• _Aufgabe_:
Schreiben Sie den Artikel über die Salzburger Aktion #88gegenrechts! im Anschluss an seinen letzten Satz weiter.

• _Textauszug_:
Bild nicht mehr verfügbar.

"88" steht in Neonazikreisen für "HH", also "Heil Hitler". Prominente aus Salzburg machen gegen Rechtsextreme mobil.

Foto: AP/Proepper

Salzburg - In der Sprache der Psychotherapie nennt man das wohl paradoxe Intervention: Ausgerechnet mit der Zahl 88 - dem Neonazicode für "Heil Hitler" - mobilisiert die Salzburger Stadtregierung gegen Rechtsextremismus und Neofaschismus.

Mit der Aktion #88gegenrechts! reagiert die Stadtregierung auf die inzwischen kaum mehr überschaubare Zahl an rechtsextrem motivierten Straftaten der vergangenen eineinhalb Jahre. "Was passiert ist, ist uns alle in Mark und Bein gefahren", sagt Bürgermeister Heinz Schaden (SPÖ) zu der Serie rechtsextremer Akte. Die Liste ist lang: Sie reicht von der Beschmierung von Stolpersteinen über Angriffe auf die Synagoge, Schmieraktionen gegen das Mahnmal für die Opfer der NS-Zeit am Kommunalfriedhof bis zur Zerstörung des Mahnmals für die Euthanasieopfer. Erst vor wenigen Tagen wurde ein Glaskubus an der Staatsbrücke eingeschlagen. Dieser erinnert an Zwangsarbeiter, die zum Brückenbau gezwungen worden waren.

88 Prominente unterstützen Aktion

Als ersten Schritt von #88gegenrechts! hat Vizebürgermeisterin Anja Hagenauer (SPÖ) 88 Prominente aus allen Gesellschaftsbereichen zusammengetrommelt, die die Aktion unterstützen. Unter ihnen findet sich der Präsident der Israelitischen Kultusgemeinde Marko Feingold ebenso wie die Rektorin der pädagogischen Hochschule Elfriede Windischbauer oder die ehemalige Skirennläuferin Alexandra Meissnitzer.

#88gegenrechts! ist vor allem als Mitmachaktion in den sozialen Medien angelegt. Neben einer eigenen Facebookseite gibt es auch auf Instagram und Twitter den Hashtag #88gegenrechts.

• _Daten_:
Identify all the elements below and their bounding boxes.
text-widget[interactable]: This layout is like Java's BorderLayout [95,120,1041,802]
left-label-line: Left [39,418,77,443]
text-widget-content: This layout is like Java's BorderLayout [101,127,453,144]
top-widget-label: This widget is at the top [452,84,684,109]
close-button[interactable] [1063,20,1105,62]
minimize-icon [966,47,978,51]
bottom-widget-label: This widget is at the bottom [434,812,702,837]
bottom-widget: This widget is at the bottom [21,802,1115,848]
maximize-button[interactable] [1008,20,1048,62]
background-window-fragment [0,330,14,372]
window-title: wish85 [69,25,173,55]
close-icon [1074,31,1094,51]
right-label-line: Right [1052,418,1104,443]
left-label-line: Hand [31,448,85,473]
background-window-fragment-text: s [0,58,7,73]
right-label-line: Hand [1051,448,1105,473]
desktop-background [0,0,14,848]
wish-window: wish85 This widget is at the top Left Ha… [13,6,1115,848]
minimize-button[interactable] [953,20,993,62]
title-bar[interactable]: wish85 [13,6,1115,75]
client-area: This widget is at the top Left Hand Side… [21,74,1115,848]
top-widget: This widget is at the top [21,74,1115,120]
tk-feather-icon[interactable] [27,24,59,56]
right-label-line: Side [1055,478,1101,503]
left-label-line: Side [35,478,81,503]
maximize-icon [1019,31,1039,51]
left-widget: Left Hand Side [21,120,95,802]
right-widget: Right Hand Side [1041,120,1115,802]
--
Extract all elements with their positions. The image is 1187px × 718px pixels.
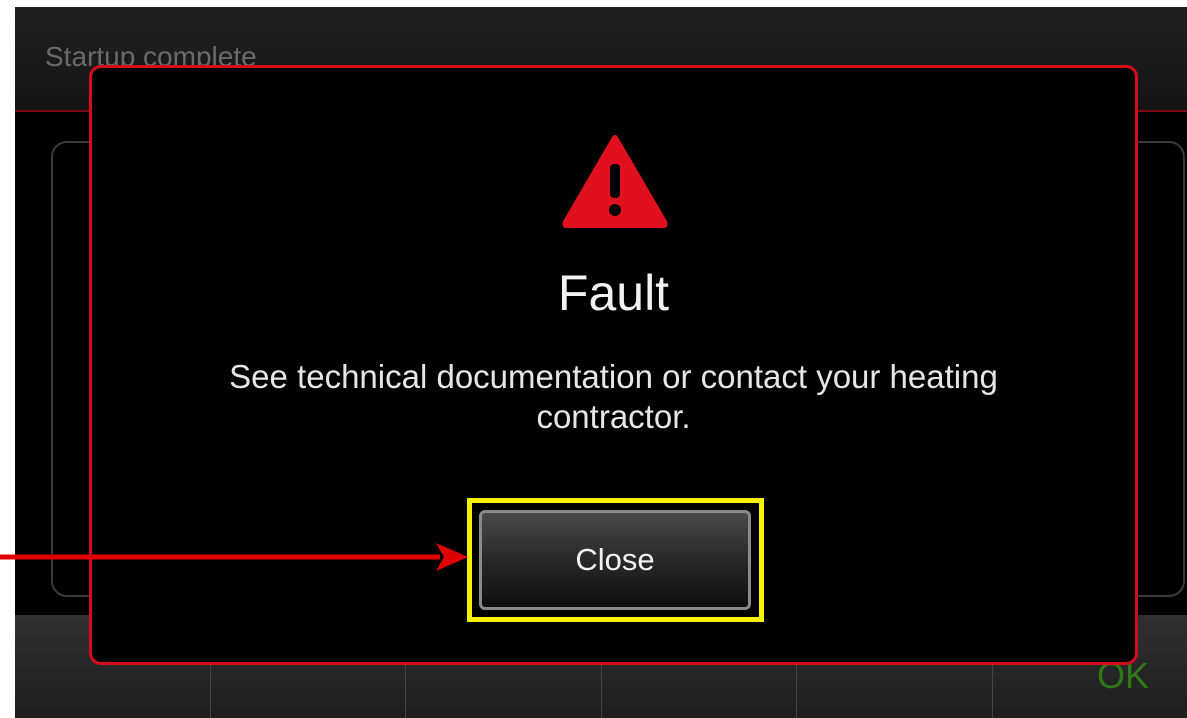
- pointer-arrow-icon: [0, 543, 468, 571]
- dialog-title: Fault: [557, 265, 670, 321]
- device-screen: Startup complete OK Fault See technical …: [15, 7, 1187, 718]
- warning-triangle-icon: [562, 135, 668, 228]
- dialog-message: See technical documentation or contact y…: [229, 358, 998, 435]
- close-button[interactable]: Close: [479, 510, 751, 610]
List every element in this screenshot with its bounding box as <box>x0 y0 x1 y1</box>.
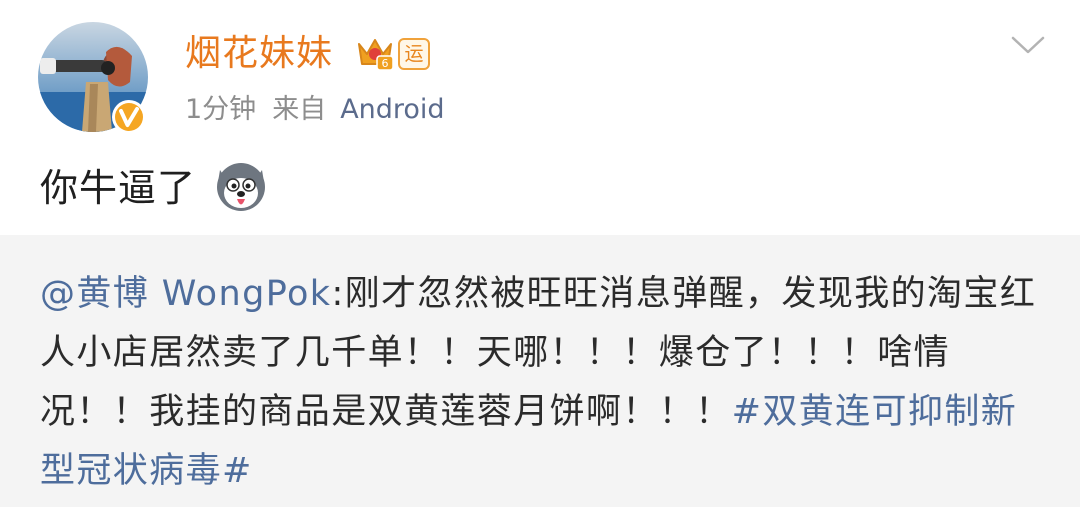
* * *
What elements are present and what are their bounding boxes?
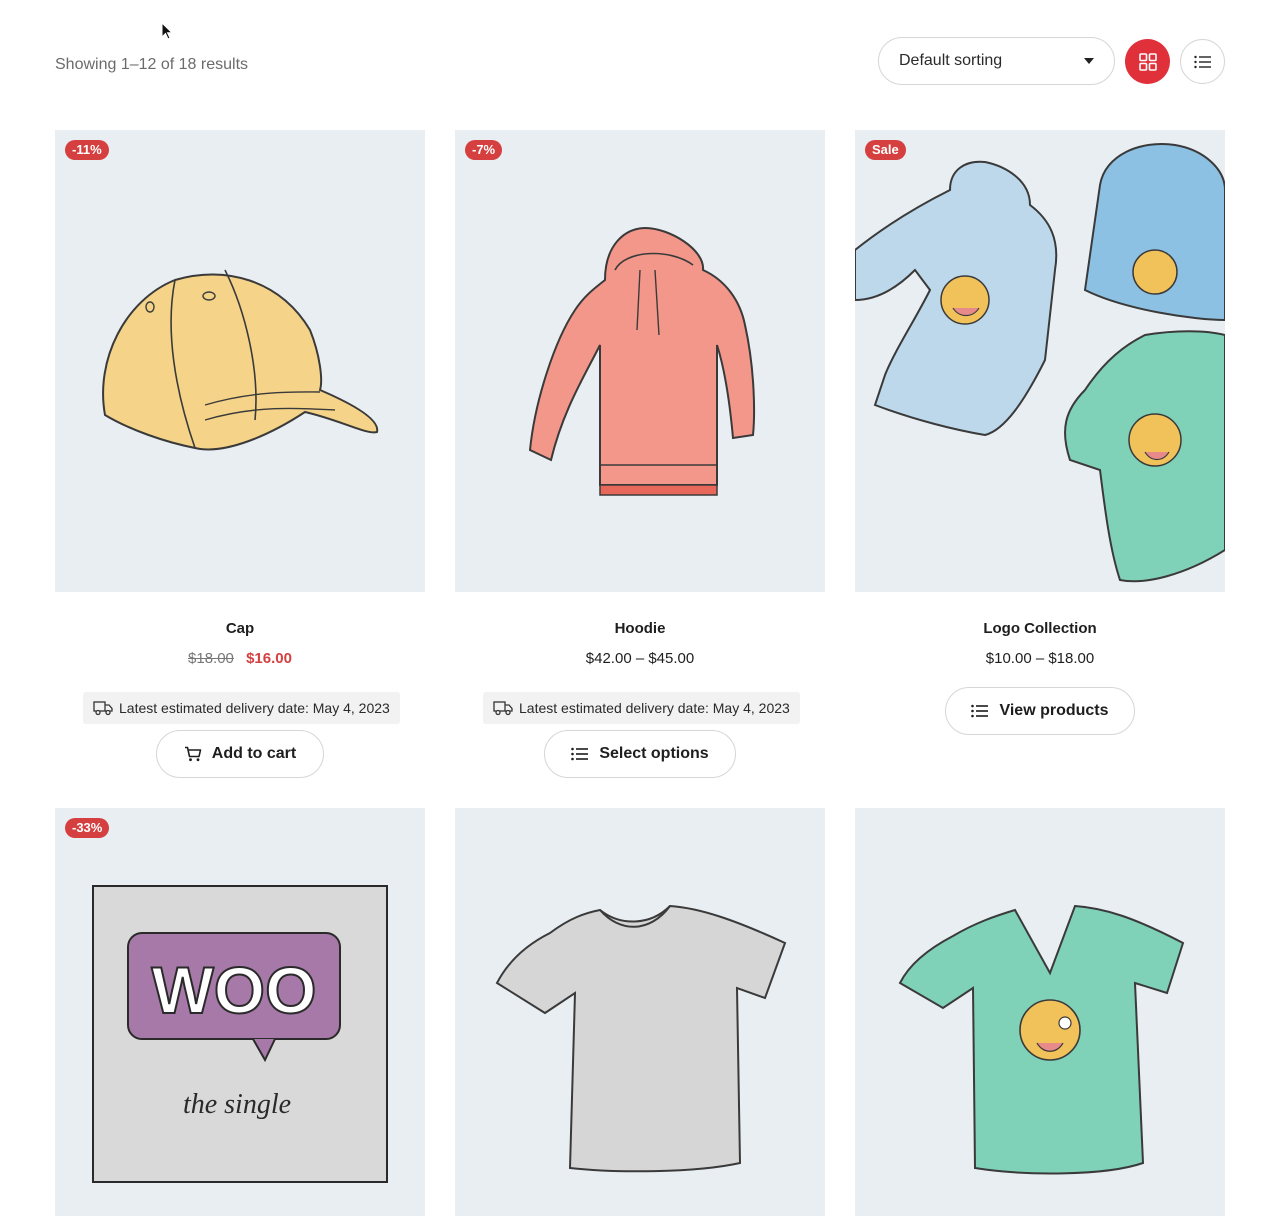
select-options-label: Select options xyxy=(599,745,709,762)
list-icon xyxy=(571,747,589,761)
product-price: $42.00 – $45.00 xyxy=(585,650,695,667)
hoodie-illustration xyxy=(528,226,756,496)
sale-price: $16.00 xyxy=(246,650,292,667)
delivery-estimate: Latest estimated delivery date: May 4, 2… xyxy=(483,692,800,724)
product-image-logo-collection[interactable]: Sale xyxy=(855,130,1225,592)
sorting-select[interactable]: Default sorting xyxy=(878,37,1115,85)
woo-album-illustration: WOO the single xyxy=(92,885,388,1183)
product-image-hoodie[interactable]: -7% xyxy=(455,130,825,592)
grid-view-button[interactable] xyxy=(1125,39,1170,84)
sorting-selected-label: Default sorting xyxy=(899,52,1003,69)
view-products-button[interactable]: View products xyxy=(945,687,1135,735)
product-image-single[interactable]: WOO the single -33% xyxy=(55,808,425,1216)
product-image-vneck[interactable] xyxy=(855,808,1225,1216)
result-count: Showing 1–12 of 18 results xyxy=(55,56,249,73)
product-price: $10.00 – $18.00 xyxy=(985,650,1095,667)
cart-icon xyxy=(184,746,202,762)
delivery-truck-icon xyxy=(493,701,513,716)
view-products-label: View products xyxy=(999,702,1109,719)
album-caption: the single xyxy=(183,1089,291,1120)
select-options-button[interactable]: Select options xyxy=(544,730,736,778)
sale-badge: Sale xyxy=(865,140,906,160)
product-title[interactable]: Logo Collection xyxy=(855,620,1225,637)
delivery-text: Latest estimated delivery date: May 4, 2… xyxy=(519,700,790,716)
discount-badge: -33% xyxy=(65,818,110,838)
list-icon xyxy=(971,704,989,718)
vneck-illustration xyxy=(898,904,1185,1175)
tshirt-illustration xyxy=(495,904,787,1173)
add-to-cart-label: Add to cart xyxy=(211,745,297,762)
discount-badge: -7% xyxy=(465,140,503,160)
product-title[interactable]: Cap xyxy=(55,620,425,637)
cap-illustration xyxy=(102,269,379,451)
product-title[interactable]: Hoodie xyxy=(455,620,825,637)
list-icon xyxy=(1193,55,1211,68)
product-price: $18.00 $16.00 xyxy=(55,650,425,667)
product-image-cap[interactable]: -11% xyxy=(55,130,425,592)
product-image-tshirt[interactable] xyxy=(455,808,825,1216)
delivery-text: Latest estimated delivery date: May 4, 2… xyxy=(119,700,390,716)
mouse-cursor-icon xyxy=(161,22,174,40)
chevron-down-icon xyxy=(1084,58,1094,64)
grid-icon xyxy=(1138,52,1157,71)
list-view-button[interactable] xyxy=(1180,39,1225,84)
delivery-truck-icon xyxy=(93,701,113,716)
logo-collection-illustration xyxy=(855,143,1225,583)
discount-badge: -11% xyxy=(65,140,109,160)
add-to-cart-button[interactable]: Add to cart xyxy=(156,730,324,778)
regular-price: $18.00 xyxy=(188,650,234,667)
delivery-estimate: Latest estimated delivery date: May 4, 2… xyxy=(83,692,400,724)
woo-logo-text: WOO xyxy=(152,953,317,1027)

• _Antwort_:
Dass die Verwendung des Zahlencodes 88 nicht ganz unproblematisch ist, räumt Hagenauer bei der Präsentation auch ein. Immerhin steht dieser nach dem achten Buchstaben im Alphabet für HH, also für "Heil Hitler". Es habe im Vorbereitungsteam Diskussionen gegeben, "aber wir wollen den Ewiggestrigen damit auch ihre Symbole wegnehmen", sagt Hagenauer. Umgekehrt gehöre die Zahl allen, und man lasse sich von Rechtsextremen nicht einmal diese eine Zahl streitig machen.

Vorbild Bayern

Als Vorbild für die Aktion habe auch das bayerische Wunsiedel gedient. Dort wurden vergangenen Herbst anlässlich eines Neonaziaufmarsches von der Bevölkerung für jeden Meter, den der braune Zug zurückgelegt hat, zehn Euro an die Aussteigerinitiative Exit-Deutschland gespendet. Der Naziaufmarsch wurde zum unfreiwilligen Spendenlauf.

Der Zeitpunkt der Präsentation am Montag war übrigens bewusst gewählt. Am Dienstag beginnt der erste Geschworenenprozess gegen zwei junge Männer, die Stolpersteine geschändet haben sollen. Dienstagnachmittag werden dann am Bahnhofsvorplatz zwölf Stolpersteine für ermordete Zwangsarbeiter verlegt. Anlass ist der 70. Jahrestag der Befreiung des KZs in Auschwitz. (Thomas Neuhold, DER STANDARD, 27.1.2015)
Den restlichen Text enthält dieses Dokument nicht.